• **TASK GOAL**:
Exactly reproduce the entries, dropping any pictures from your copy.
· · · ·
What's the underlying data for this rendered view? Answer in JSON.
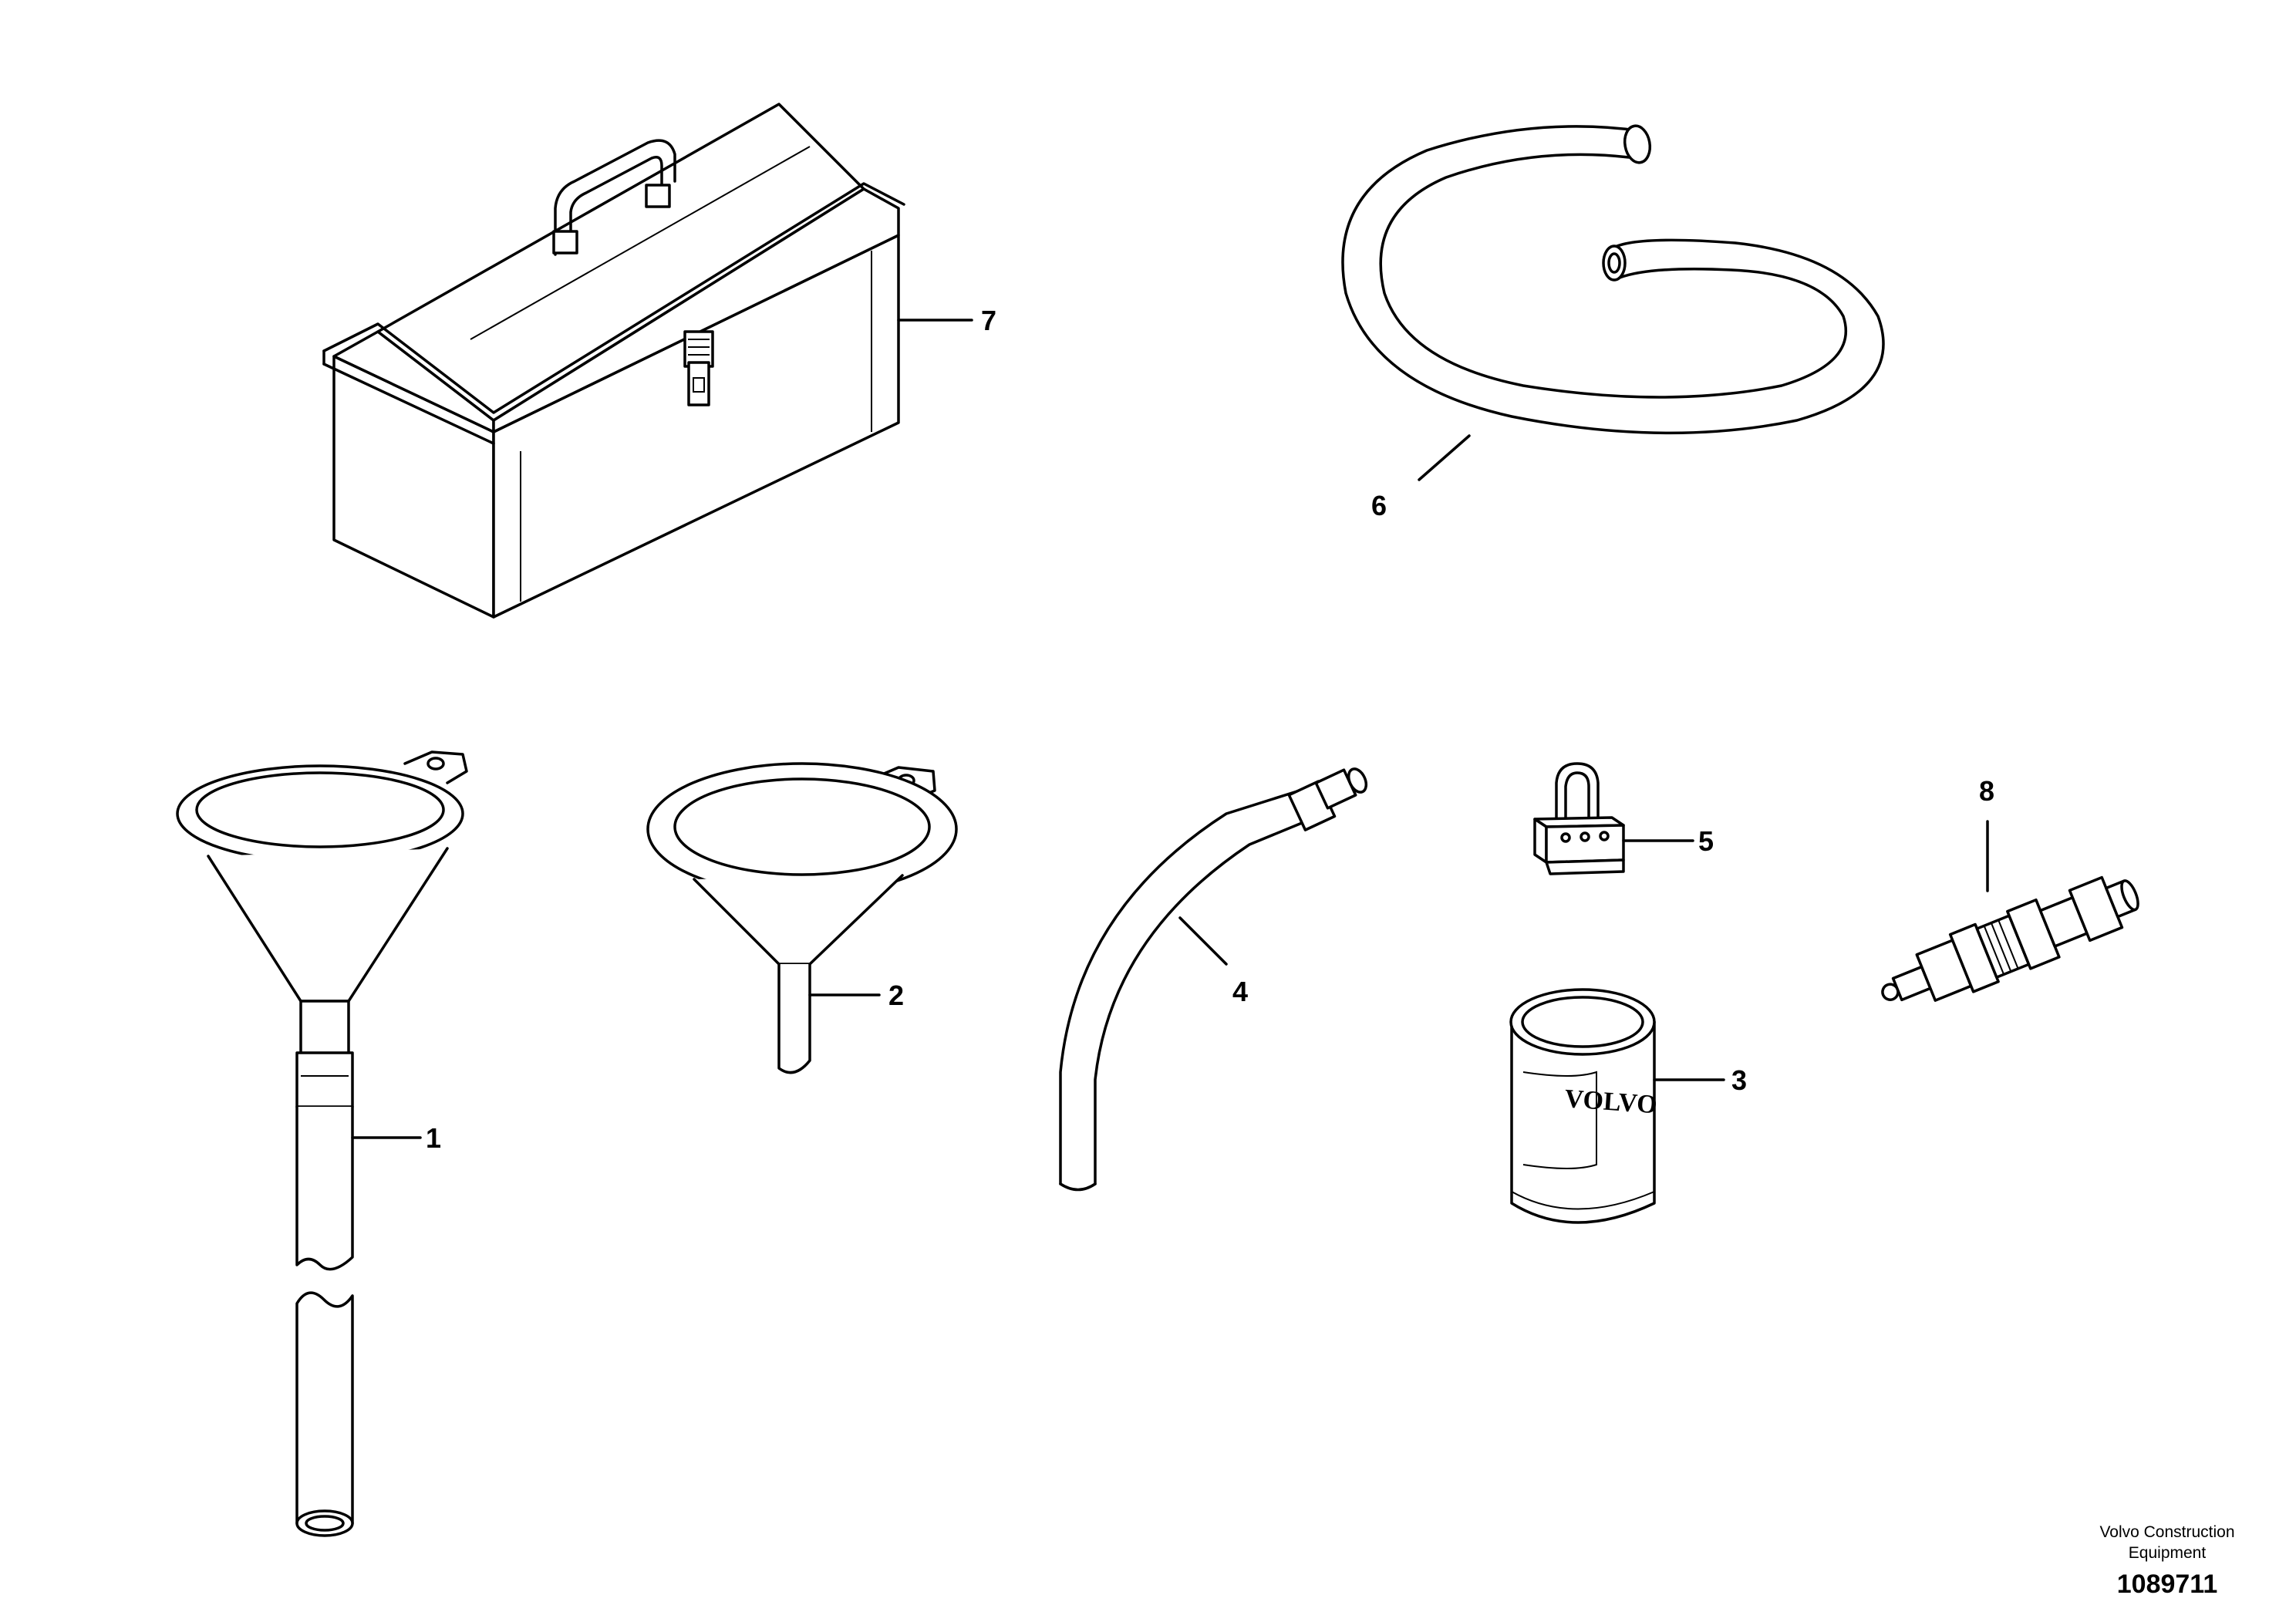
{
  "callouts": {
    "c1": "1",
    "c2": "2",
    "c3": "3",
    "c4": "4",
    "c5": "5",
    "c6": "6",
    "c7": "7",
    "c8": "8"
  },
  "can_brand": "VOLVO",
  "footer": {
    "company_line1": "Volvo Construction",
    "company_line2": "Equipment",
    "drawing_number": "1089711"
  },
  "colors": {
    "line": "#000000",
    "background": "#ffffff"
  }
}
· · · ·
• **SOLUTION BELOW**:
What's the underlying data for this rendered view? Answer in JSON.
{
  "callouts": {
    "c1": "1",
    "c2": "2",
    "c3": "3",
    "c4": "4",
    "c5": "5",
    "c6": "6",
    "c7": "7",
    "c8": "8"
  },
  "can_brand": "VOLVO",
  "footer": {
    "company_line1": "Volvo Construction",
    "company_line2": "Equipment",
    "drawing_number": "1089711"
  },
  "colors": {
    "line": "#000000",
    "background": "#ffffff"
  }
}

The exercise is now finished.